Données d'annotation de mise en page

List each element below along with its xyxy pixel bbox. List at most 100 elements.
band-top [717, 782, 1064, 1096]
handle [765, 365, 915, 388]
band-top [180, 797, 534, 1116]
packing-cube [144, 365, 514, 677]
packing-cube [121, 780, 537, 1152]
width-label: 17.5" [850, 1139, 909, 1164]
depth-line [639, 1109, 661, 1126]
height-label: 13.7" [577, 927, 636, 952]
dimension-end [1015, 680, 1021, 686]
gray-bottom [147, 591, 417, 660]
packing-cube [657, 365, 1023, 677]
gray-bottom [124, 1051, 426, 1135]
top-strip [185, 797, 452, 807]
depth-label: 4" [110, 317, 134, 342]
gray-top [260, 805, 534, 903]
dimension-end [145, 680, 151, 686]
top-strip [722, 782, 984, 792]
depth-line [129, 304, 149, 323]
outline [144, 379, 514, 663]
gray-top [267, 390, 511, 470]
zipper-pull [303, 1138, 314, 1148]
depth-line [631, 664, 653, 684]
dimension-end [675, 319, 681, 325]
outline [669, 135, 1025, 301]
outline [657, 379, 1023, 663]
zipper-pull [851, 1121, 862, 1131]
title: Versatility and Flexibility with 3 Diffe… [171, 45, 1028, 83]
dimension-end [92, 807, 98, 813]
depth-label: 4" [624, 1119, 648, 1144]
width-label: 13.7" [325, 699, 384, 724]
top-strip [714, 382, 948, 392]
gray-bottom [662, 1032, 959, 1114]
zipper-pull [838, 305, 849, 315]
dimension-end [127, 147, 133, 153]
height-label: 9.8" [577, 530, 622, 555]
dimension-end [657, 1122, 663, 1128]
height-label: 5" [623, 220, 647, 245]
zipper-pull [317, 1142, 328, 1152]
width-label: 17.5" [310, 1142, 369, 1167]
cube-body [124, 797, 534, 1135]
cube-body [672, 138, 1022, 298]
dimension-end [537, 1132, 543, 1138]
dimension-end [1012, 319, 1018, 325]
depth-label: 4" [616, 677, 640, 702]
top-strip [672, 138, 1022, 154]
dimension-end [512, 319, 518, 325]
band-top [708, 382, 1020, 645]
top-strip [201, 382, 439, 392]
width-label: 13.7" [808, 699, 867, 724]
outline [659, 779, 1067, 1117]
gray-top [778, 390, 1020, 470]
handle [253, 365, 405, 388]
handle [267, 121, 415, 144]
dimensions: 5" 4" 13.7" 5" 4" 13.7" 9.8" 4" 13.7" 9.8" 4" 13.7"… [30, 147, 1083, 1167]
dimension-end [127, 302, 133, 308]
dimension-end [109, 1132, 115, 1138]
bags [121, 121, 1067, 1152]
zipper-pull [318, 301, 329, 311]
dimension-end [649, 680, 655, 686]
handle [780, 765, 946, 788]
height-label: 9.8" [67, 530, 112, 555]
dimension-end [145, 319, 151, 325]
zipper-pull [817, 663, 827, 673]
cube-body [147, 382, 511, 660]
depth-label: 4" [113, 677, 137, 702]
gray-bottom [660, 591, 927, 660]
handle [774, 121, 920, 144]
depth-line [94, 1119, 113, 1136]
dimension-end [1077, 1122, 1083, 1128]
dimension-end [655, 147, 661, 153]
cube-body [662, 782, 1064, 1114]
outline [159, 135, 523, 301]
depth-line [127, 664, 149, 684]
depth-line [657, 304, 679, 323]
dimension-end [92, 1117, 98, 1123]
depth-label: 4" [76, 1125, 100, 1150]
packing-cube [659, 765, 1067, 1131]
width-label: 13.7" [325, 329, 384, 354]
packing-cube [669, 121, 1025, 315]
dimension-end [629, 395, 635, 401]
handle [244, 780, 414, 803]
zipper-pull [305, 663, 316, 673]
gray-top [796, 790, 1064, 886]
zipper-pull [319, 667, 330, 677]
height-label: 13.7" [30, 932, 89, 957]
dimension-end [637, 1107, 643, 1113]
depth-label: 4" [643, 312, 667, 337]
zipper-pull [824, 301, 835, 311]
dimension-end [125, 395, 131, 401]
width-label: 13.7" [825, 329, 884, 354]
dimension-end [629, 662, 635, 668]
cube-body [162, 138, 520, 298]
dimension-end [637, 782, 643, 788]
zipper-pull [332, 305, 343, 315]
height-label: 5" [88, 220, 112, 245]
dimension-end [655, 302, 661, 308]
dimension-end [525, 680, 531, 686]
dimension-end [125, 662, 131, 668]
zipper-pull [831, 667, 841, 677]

> _Consigne_
Reproduisez ligne par ligne, sans rien modifier, l'ensemble des entrées ci-dessus.

> _Résultat attendu_
List each element below along with its xyxy pixel bbox. List at most 100 elements.
band-top [717, 782, 1064, 1096]
handle [765, 365, 915, 388]
band-top [180, 797, 534, 1116]
packing-cube [144, 365, 514, 677]
packing-cube [121, 780, 537, 1152]
width-label: 17.5" [850, 1139, 909, 1164]
depth-line [639, 1109, 661, 1126]
height-label: 13.7" [577, 927, 636, 952]
dimension-end [1015, 680, 1021, 686]
gray-bottom [147, 591, 417, 660]
packing-cube [657, 365, 1023, 677]
gray-bottom [124, 1051, 426, 1135]
top-strip [185, 797, 452, 807]
depth-label: 4" [110, 317, 134, 342]
gray-top [260, 805, 534, 903]
dimension-end [145, 680, 151, 686]
top-strip [722, 782, 984, 792]
depth-line [129, 304, 149, 323]
outline [144, 379, 514, 663]
gray-top [267, 390, 511, 470]
zipper-pull [303, 1138, 314, 1148]
depth-line [631, 664, 653, 684]
dimension-end [675, 319, 681, 325]
outline [669, 135, 1025, 301]
outline [657, 379, 1023, 663]
zipper-pull [851, 1121, 862, 1131]
title: Versatility and Flexibility with 3 Diffe… [171, 45, 1028, 83]
dimension-end [92, 807, 98, 813]
depth-label: 4" [624, 1119, 648, 1144]
width-label: 13.7" [325, 699, 384, 724]
top-strip [714, 382, 948, 392]
gray-bottom [662, 1032, 959, 1114]
zipper-pull [838, 305, 849, 315]
dimension-end [127, 147, 133, 153]
height-label: 9.8" [577, 530, 622, 555]
dimension-end [657, 1122, 663, 1128]
height-label: 5" [623, 220, 647, 245]
zipper-pull [317, 1142, 328, 1152]
width-label: 17.5" [310, 1142, 369, 1167]
cube-body [124, 797, 534, 1135]
cube-body [672, 138, 1022, 298]
dimension-end [537, 1132, 543, 1138]
dimension-end [1012, 319, 1018, 325]
depth-label: 4" [616, 677, 640, 702]
top-strip [672, 138, 1022, 154]
dimension-end [512, 319, 518, 325]
band-top [708, 382, 1020, 645]
top-strip [201, 382, 439, 392]
width-label: 13.7" [808, 699, 867, 724]
outline [659, 779, 1067, 1117]
gray-top [778, 390, 1020, 470]
handle [253, 365, 405, 388]
handle [267, 121, 415, 144]
dimensions: 5" 4" 13.7" 5" 4" 13.7" 9.8" 4" 13.7" 9.8" 4" 13.7"… [30, 147, 1083, 1167]
dimension-end [127, 302, 133, 308]
dimension-end [109, 1132, 115, 1138]
bags [121, 121, 1067, 1152]
zipper-pull [318, 301, 329, 311]
dimension-end [649, 680, 655, 686]
handle [780, 765, 946, 788]
height-label: 9.8" [67, 530, 112, 555]
dimension-end [145, 319, 151, 325]
zipper-pull [817, 663, 827, 673]
cube-body [147, 382, 511, 660]
depth-label: 4" [113, 677, 137, 702]
gray-bottom [660, 591, 927, 660]
handle [774, 121, 920, 144]
depth-line [94, 1119, 113, 1136]
dimension-end [1077, 1122, 1083, 1128]
dimension-end [655, 147, 661, 153]
cube-body [662, 782, 1064, 1114]
outline [159, 135, 523, 301]
depth-line [127, 664, 149, 684]
depth-line [657, 304, 679, 323]
dimension-end [92, 1117, 98, 1123]
depth-label: 4" [76, 1125, 100, 1150]
packing-cube [659, 765, 1067, 1131]
width-label: 13.7" [325, 329, 384, 354]
packing-cube [669, 121, 1025, 315]
dimension-end [629, 395, 635, 401]
handle [244, 780, 414, 803]
zipper-pull [305, 663, 316, 673]
gray-top [796, 790, 1064, 886]
zipper-pull [319, 667, 330, 677]
height-label: 13.7" [30, 932, 89, 957]
dimension-end [637, 1107, 643, 1113]
depth-label: 4" [643, 312, 667, 337]
zipper-pull [824, 301, 835, 311]
dimension-end [125, 395, 131, 401]
width-label: 13.7" [825, 329, 884, 354]
dimension-end [629, 662, 635, 668]
cube-body [162, 138, 520, 298]
dimension-end [637, 782, 643, 788]
zipper-pull [332, 305, 343, 315]
height-label: 5" [88, 220, 112, 245]
dimension-end [655, 302, 661, 308]
dimension-end [525, 680, 531, 686]
dimension-end [125, 662, 131, 668]
zipper-pull [831, 667, 841, 677]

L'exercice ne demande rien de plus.